**** TASK INPUTS

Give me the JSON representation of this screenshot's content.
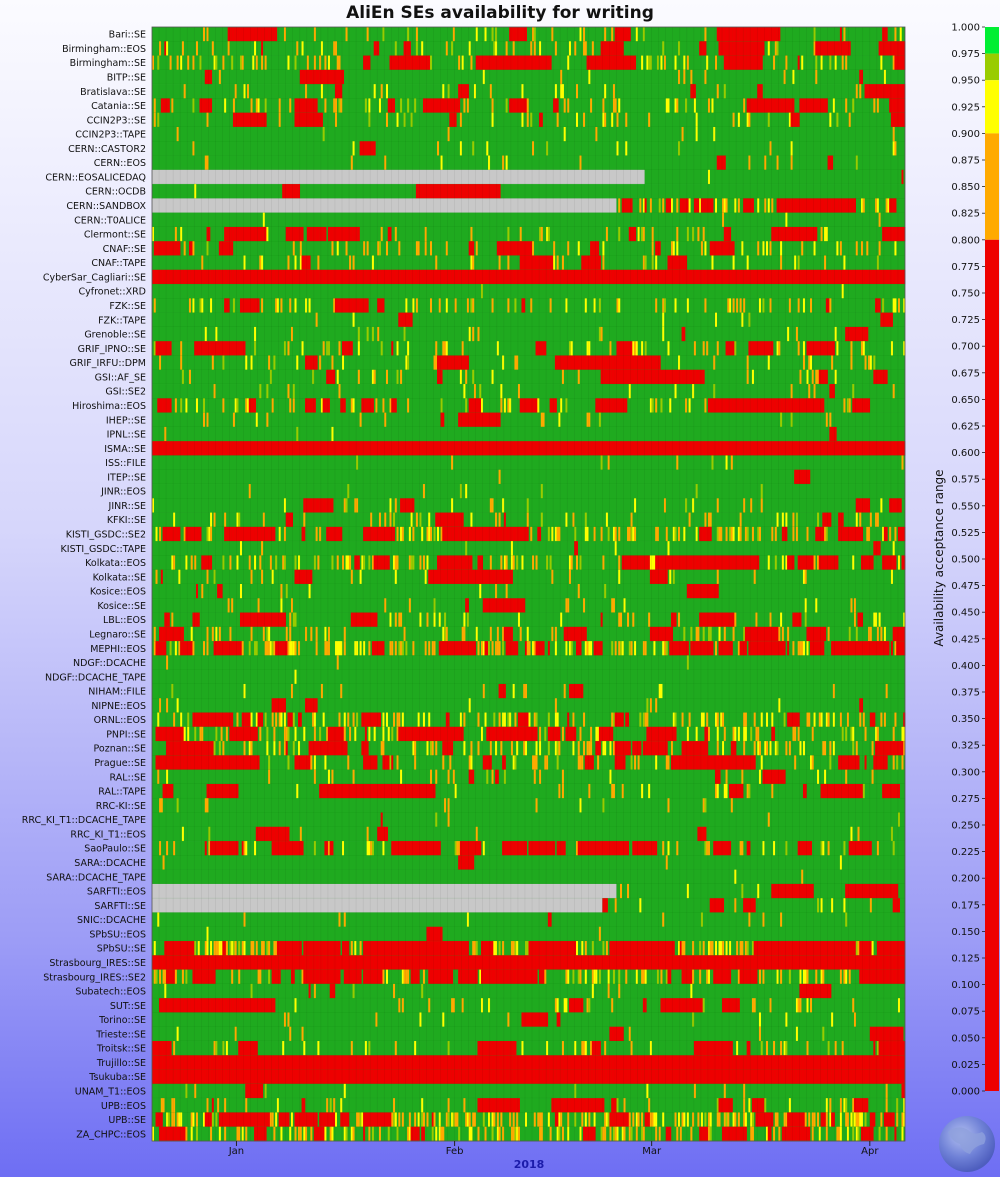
{
  "chart_data": {
    "type": "heatmap",
    "title": "AliEn SEs availability for writing",
    "xlabel": "2018",
    "x_ticks": [
      "Jan",
      "Feb",
      "Mar",
      "Apr"
    ],
    "x_range": [
      "2017-12-20",
      "2018-04-06"
    ],
    "colorbar": {
      "label": "Availability acceptance range",
      "min": 0.0,
      "max": 1.0,
      "ticks": [
        "1.000",
        "0.975",
        "0.950",
        "0.925",
        "0.900",
        "0.875",
        "0.850",
        "0.825",
        "0.800",
        "0.775",
        "0.750",
        "0.725",
        "0.700",
        "0.675",
        "0.650",
        "0.625",
        "0.600",
        "0.575",
        "0.550",
        "0.525",
        "0.500",
        "0.475",
        "0.450",
        "0.425",
        "0.400",
        "0.375",
        "0.350",
        "0.325",
        "0.300",
        "0.275",
        "0.250",
        "0.225",
        "0.200",
        "0.175",
        "0.150",
        "0.125",
        "0.100",
        "0.075",
        "0.050",
        "0.025",
        "0.000"
      ],
      "bands": [
        {
          "from": 0.975,
          "to": 1.0,
          "color": "#00ee33"
        },
        {
          "from": 0.95,
          "to": 0.975,
          "color": "#99cc00"
        },
        {
          "from": 0.9,
          "to": 0.95,
          "color": "#ffff00"
        },
        {
          "from": 0.8,
          "to": 0.9,
          "color": "#ffaa00"
        },
        {
          "from": 0.0,
          "to": 0.8,
          "color": "#ee0000"
        }
      ]
    },
    "no_data_color": "#c8c8c8",
    "series": [
      {
        "name": "Bari::SE",
        "availability": 0.82
      },
      {
        "name": "Birmingham::EOS",
        "availability": 0.8
      },
      {
        "name": "Birmingham::SE",
        "availability": 0.72
      },
      {
        "name": "BITP::SE",
        "availability": 0.94
      },
      {
        "name": "Bratislava::SE",
        "availability": 0.84
      },
      {
        "name": "Catania::SE",
        "availability": 0.7
      },
      {
        "name": "CCIN2P3::SE",
        "availability": 0.88
      },
      {
        "name": "CCIN2P3::TAPE",
        "availability": 0.96
      },
      {
        "name": "CERN::CASTOR2",
        "availability": 0.92
      },
      {
        "name": "CERN::EOS",
        "availability": 0.93
      },
      {
        "name": "CERN::EOSALICEDAQ",
        "availability": 0.99
      },
      {
        "name": "CERN::OCDB",
        "availability": 0.98
      },
      {
        "name": "CERN::SANDBOX",
        "availability": 0.4
      },
      {
        "name": "CERN::T0ALICE",
        "availability": 0.99
      },
      {
        "name": "Clermont::SE",
        "availability": 0.78
      },
      {
        "name": "CNAF::SE",
        "availability": 0.78
      },
      {
        "name": "CNAF::TAPE",
        "availability": 0.82
      },
      {
        "name": "CyberSar_Cagliari::SE",
        "availability": 0.01
      },
      {
        "name": "Cyfronet::XRD",
        "availability": 0.99
      },
      {
        "name": "FZK::SE",
        "availability": 0.7
      },
      {
        "name": "FZK::TAPE",
        "availability": 0.97
      },
      {
        "name": "Grenoble::SE",
        "availability": 0.9
      },
      {
        "name": "GRIF_IPNO::SE",
        "availability": 0.72
      },
      {
        "name": "GRIF_IRFU::DPM",
        "availability": 0.8
      },
      {
        "name": "GSI::AF_SE",
        "availability": 0.88
      },
      {
        "name": "GSI::SE2",
        "availability": 0.95
      },
      {
        "name": "Hiroshima::EOS",
        "availability": 0.6
      },
      {
        "name": "IHEP::SE",
        "availability": 0.95
      },
      {
        "name": "IPNL::SE",
        "availability": 0.99
      },
      {
        "name": "ISMA::SE",
        "availability": 0.01
      },
      {
        "name": "ISS::FILE",
        "availability": 0.97
      },
      {
        "name": "ITEP::SE",
        "availability": 0.98
      },
      {
        "name": "JINR::EOS",
        "availability": 0.96
      },
      {
        "name": "JINR::SE",
        "availability": 0.88
      },
      {
        "name": "KFKI::SE",
        "availability": 0.8
      },
      {
        "name": "KISTI_GSDC::SE2",
        "availability": 0.45
      },
      {
        "name": "KISTI_GSDC::TAPE",
        "availability": 0.95
      },
      {
        "name": "Kolkata::EOS",
        "availability": 0.55
      },
      {
        "name": "Kolkata::SE",
        "availability": 0.92
      },
      {
        "name": "Kosice::EOS",
        "availability": 0.94
      },
      {
        "name": "Kosice::SE",
        "availability": 0.94
      },
      {
        "name": "LBL::EOS",
        "availability": 0.8
      },
      {
        "name": "Legnaro::SE",
        "availability": 0.7
      },
      {
        "name": "MEPHI::EOS",
        "availability": 0.08
      },
      {
        "name": "NDGF::DCACHE",
        "availability": 0.99
      },
      {
        "name": "NDGF::DCACHE_TAPE",
        "availability": 0.99
      },
      {
        "name": "NIHAM::FILE",
        "availability": 0.92
      },
      {
        "name": "NIPNE::EOS",
        "availability": 0.93
      },
      {
        "name": "ORNL::EOS",
        "availability": 0.55
      },
      {
        "name": "PNPI::SE",
        "availability": 0.55
      },
      {
        "name": "Poznan::SE",
        "availability": 0.45
      },
      {
        "name": "Prague::SE",
        "availability": 0.72
      },
      {
        "name": "RAL::SE",
        "availability": 0.88
      },
      {
        "name": "RAL::TAPE",
        "availability": 0.85
      },
      {
        "name": "RRC-KI::SE",
        "availability": 0.97
      },
      {
        "name": "RRC_KI_T1::DCACHE_TAPE",
        "availability": 0.98
      },
      {
        "name": "RRC_KI_T1::EOS",
        "availability": 0.96
      },
      {
        "name": "SaoPaulo::SE",
        "availability": 0.68
      },
      {
        "name": "SARA::DCACHE",
        "availability": 0.98
      },
      {
        "name": "SARA::DCACHE_TAPE",
        "availability": 0.98
      },
      {
        "name": "SARFTI::EOS",
        "availability": 0.88
      },
      {
        "name": "SARFTI::SE",
        "availability": 0.85
      },
      {
        "name": "SNIC::DCACHE",
        "availability": 0.94
      },
      {
        "name": "SPbSU::EOS",
        "availability": 0.98
      },
      {
        "name": "SPbSU::SE",
        "availability": 0.1
      },
      {
        "name": "Strasbourg_IRES::SE",
        "availability": 0.02
      },
      {
        "name": "Strasbourg_IRES::SE2",
        "availability": 0.5
      },
      {
        "name": "Subatech::EOS",
        "availability": 0.95
      },
      {
        "name": "SUT::SE",
        "availability": 0.85
      },
      {
        "name": "Torino::SE",
        "availability": 0.96
      },
      {
        "name": "Trieste::SE",
        "availability": 0.96
      },
      {
        "name": "Troitsk::SE",
        "availability": 0.82
      },
      {
        "name": "Trujillo::SE",
        "availability": 0.01
      },
      {
        "name": "Tsukuba::SE",
        "availability": 0.01
      },
      {
        "name": "UNAM_T1::EOS",
        "availability": 0.92
      },
      {
        "name": "UPB::EOS",
        "availability": 0.75
      },
      {
        "name": "UPB::SE",
        "availability": 0.1
      },
      {
        "name": "ZA_CHPC::EOS",
        "availability": 0.45
      }
    ]
  }
}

********

AIM. Restate each line of the records exactly; pictures do not belong in the copy.

RESULT OF THIS TASK.
Give me the JSON representation of this screenshot's content.
{
  "chart_data": {
    "type": "heatmap",
    "title": "AliEn SEs availability for writing",
    "xlabel": "2018",
    "x_ticks": [
      "Jan",
      "Feb",
      "Mar",
      "Apr"
    ],
    "x_range": [
      "2017-12-20",
      "2018-04-06"
    ],
    "colorbar": {
      "label": "Availability acceptance range",
      "min": 0.0,
      "max": 1.0,
      "ticks": [
        "1.000",
        "0.975",
        "0.950",
        "0.925",
        "0.900",
        "0.875",
        "0.850",
        "0.825",
        "0.800",
        "0.775",
        "0.750",
        "0.725",
        "0.700",
        "0.675",
        "0.650",
        "0.625",
        "0.600",
        "0.575",
        "0.550",
        "0.525",
        "0.500",
        "0.475",
        "0.450",
        "0.425",
        "0.400",
        "0.375",
        "0.350",
        "0.325",
        "0.300",
        "0.275",
        "0.250",
        "0.225",
        "0.200",
        "0.175",
        "0.150",
        "0.125",
        "0.100",
        "0.075",
        "0.050",
        "0.025",
        "0.000"
      ],
      "bands": [
        {
          "from": 0.975,
          "to": 1.0,
          "color": "#00ee33"
        },
        {
          "from": 0.95,
          "to": 0.975,
          "color": "#99cc00"
        },
        {
          "from": 0.9,
          "to": 0.95,
          "color": "#ffff00"
        },
        {
          "from": 0.8,
          "to": 0.9,
          "color": "#ffaa00"
        },
        {
          "from": 0.0,
          "to": 0.8,
          "color": "#ee0000"
        }
      ]
    },
    "no_data_color": "#c8c8c8",
    "series": [
      {
        "name": "Bari::SE",
        "availability": 0.82
      },
      {
        "name": "Birmingham::EOS",
        "availability": 0.8
      },
      {
        "name": "Birmingham::SE",
        "availability": 0.72
      },
      {
        "name": "BITP::SE",
        "availability": 0.94
      },
      {
        "name": "Bratislava::SE",
        "availability": 0.84
      },
      {
        "name": "Catania::SE",
        "availability": 0.7
      },
      {
        "name": "CCIN2P3::SE",
        "availability": 0.88
      },
      {
        "name": "CCIN2P3::TAPE",
        "availability": 0.96
      },
      {
        "name": "CERN::CASTOR2",
        "availability": 0.92
      },
      {
        "name": "CERN::EOS",
        "availability": 0.93
      },
      {
        "name": "CERN::EOSALICEDAQ",
        "availability": 0.99
      },
      {
        "name": "CERN::OCDB",
        "availability": 0.98
      },
      {
        "name": "CERN::SANDBOX",
        "availability": 0.4
      },
      {
        "name": "CERN::T0ALICE",
        "availability": 0.99
      },
      {
        "name": "Clermont::SE",
        "availability": 0.78
      },
      {
        "name": "CNAF::SE",
        "availability": 0.78
      },
      {
        "name": "CNAF::TAPE",
        "availability": 0.82
      },
      {
        "name": "CyberSar_Cagliari::SE",
        "availability": 0.01
      },
      {
        "name": "Cyfronet::XRD",
        "availability": 0.99
      },
      {
        "name": "FZK::SE",
        "availability": 0.7
      },
      {
        "name": "FZK::TAPE",
        "availability": 0.97
      },
      {
        "name": "Grenoble::SE",
        "availability": 0.9
      },
      {
        "name": "GRIF_IPNO::SE",
        "availability": 0.72
      },
      {
        "name": "GRIF_IRFU::DPM",
        "availability": 0.8
      },
      {
        "name": "GSI::AF_SE",
        "availability": 0.88
      },
      {
        "name": "GSI::SE2",
        "availability": 0.95
      },
      {
        "name": "Hiroshima::EOS",
        "availability": 0.6
      },
      {
        "name": "IHEP::SE",
        "availability": 0.95
      },
      {
        "name": "IPNL::SE",
        "availability": 0.99
      },
      {
        "name": "ISMA::SE",
        "availability": 0.01
      },
      {
        "name": "ISS::FILE",
        "availability": 0.97
      },
      {
        "name": "ITEP::SE",
        "availability": 0.98
      },
      {
        "name": "JINR::EOS",
        "availability": 0.96
      },
      {
        "name": "JINR::SE",
        "availability": 0.88
      },
      {
        "name": "KFKI::SE",
        "availability": 0.8
      },
      {
        "name": "KISTI_GSDC::SE2",
        "availability": 0.45
      },
      {
        "name": "KISTI_GSDC::TAPE",
        "availability": 0.95
      },
      {
        "name": "Kolkata::EOS",
        "availability": 0.55
      },
      {
        "name": "Kolkata::SE",
        "availability": 0.92
      },
      {
        "name": "Kosice::EOS",
        "availability": 0.94
      },
      {
        "name": "Kosice::SE",
        "availability": 0.94
      },
      {
        "name": "LBL::EOS",
        "availability": 0.8
      },
      {
        "name": "Legnaro::SE",
        "availability": 0.7
      },
      {
        "name": "MEPHI::EOS",
        "availability": 0.08
      },
      {
        "name": "NDGF::DCACHE",
        "availability": 0.99
      },
      {
        "name": "NDGF::DCACHE_TAPE",
        "availability": 0.99
      },
      {
        "name": "NIHAM::FILE",
        "availability": 0.92
      },
      {
        "name": "NIPNE::EOS",
        "availability": 0.93
      },
      {
        "name": "ORNL::EOS",
        "availability": 0.55
      },
      {
        "name": "PNPI::SE",
        "availability": 0.55
      },
      {
        "name": "Poznan::SE",
        "availability": 0.45
      },
      {
        "name": "Prague::SE",
        "availability": 0.72
      },
      {
        "name": "RAL::SE",
        "availability": 0.88
      },
      {
        "name": "RAL::TAPE",
        "availability": 0.85
      },
      {
        "name": "RRC-KI::SE",
        "availability": 0.97
      },
      {
        "name": "RRC_KI_T1::DCACHE_TAPE",
        "availability": 0.98
      },
      {
        "name": "RRC_KI_T1::EOS",
        "availability": 0.96
      },
      {
        "name": "SaoPaulo::SE",
        "availability": 0.68
      },
      {
        "name": "SARA::DCACHE",
        "availability": 0.98
      },
      {
        "name": "SARA::DCACHE_TAPE",
        "availability": 0.98
      },
      {
        "name": "SARFTI::EOS",
        "availability": 0.88
      },
      {
        "name": "SARFTI::SE",
        "availability": 0.85
      },
      {
        "name": "SNIC::DCACHE",
        "availability": 0.94
      },
      {
        "name": "SPbSU::EOS",
        "availability": 0.98
      },
      {
        "name": "SPbSU::SE",
        "availability": 0.1
      },
      {
        "name": "Strasbourg_IRES::SE",
        "availability": 0.02
      },
      {
        "name": "Strasbourg_IRES::SE2",
        "availability": 0.5
      },
      {
        "name": "Subatech::EOS",
        "availability": 0.95
      },
      {
        "name": "SUT::SE",
        "availability": 0.85
      },
      {
        "name": "Torino::SE",
        "availability": 0.96
      },
      {
        "name": "Trieste::SE",
        "availability": 0.96
      },
      {
        "name": "Troitsk::SE",
        "availability": 0.82
      },
      {
        "name": "Trujillo::SE",
        "availability": 0.01
      },
      {
        "name": "Tsukuba::SE",
        "availability": 0.01
      },
      {
        "name": "UNAM_T1::EOS",
        "availability": 0.92
      },
      {
        "name": "UPB::EOS",
        "availability": 0.75
      },
      {
        "name": "UPB::SE",
        "availability": 0.1
      },
      {
        "name": "ZA_CHPC::EOS",
        "availability": 0.45
      }
    ]
  }
}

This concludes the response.